- _Requirements_: From the listing below, pick out each line with the word "Fatima".

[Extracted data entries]
-- begin --

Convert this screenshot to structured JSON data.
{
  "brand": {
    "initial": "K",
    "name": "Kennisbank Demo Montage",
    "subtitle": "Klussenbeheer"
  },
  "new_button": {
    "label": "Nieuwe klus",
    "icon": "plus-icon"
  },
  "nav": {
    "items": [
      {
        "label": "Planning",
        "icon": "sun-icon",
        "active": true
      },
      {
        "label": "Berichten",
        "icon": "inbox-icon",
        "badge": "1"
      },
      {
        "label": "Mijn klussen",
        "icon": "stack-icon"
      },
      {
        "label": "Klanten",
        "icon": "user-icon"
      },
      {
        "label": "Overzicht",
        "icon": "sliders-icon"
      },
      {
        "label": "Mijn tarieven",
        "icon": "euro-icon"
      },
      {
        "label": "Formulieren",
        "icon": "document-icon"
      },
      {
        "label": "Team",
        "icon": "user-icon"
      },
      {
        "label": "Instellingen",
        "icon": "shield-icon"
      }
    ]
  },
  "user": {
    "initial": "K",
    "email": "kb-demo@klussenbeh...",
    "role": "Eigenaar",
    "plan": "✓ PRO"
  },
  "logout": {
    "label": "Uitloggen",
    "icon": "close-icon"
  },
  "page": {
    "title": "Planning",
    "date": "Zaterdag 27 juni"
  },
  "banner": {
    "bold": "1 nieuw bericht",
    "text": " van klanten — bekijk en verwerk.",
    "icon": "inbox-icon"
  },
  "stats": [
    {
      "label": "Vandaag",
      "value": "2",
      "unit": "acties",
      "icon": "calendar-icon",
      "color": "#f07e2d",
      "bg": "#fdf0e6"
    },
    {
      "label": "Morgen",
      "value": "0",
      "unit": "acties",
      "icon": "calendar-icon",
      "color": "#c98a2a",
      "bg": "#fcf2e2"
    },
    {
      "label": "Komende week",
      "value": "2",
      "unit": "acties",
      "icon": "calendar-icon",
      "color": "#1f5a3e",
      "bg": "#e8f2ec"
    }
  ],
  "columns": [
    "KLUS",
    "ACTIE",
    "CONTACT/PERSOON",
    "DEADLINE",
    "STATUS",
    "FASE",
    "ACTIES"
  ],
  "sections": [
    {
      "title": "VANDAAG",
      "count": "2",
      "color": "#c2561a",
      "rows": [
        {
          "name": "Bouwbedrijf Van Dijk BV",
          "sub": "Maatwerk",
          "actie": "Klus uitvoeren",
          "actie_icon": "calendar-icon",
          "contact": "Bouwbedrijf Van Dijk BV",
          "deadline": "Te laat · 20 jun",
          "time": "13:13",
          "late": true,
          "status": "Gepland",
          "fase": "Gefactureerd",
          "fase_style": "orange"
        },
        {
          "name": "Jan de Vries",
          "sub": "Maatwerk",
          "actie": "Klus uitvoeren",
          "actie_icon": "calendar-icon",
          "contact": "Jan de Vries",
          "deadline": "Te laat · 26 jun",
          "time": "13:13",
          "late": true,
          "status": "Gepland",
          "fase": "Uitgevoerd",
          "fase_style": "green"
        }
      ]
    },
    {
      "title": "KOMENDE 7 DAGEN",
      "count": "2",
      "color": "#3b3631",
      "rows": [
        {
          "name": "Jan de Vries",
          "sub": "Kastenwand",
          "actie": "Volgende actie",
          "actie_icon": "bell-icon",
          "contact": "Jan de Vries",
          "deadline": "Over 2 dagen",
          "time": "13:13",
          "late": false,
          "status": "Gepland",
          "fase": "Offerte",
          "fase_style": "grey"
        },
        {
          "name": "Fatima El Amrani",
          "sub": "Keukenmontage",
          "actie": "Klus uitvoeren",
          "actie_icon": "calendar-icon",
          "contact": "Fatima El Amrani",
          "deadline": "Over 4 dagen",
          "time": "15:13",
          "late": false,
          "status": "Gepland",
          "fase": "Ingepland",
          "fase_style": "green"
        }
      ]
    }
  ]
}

-- end --

- _Correct response_:
          "name": "Fatima El Amrani",
          "contact": "Fatima El Amrani",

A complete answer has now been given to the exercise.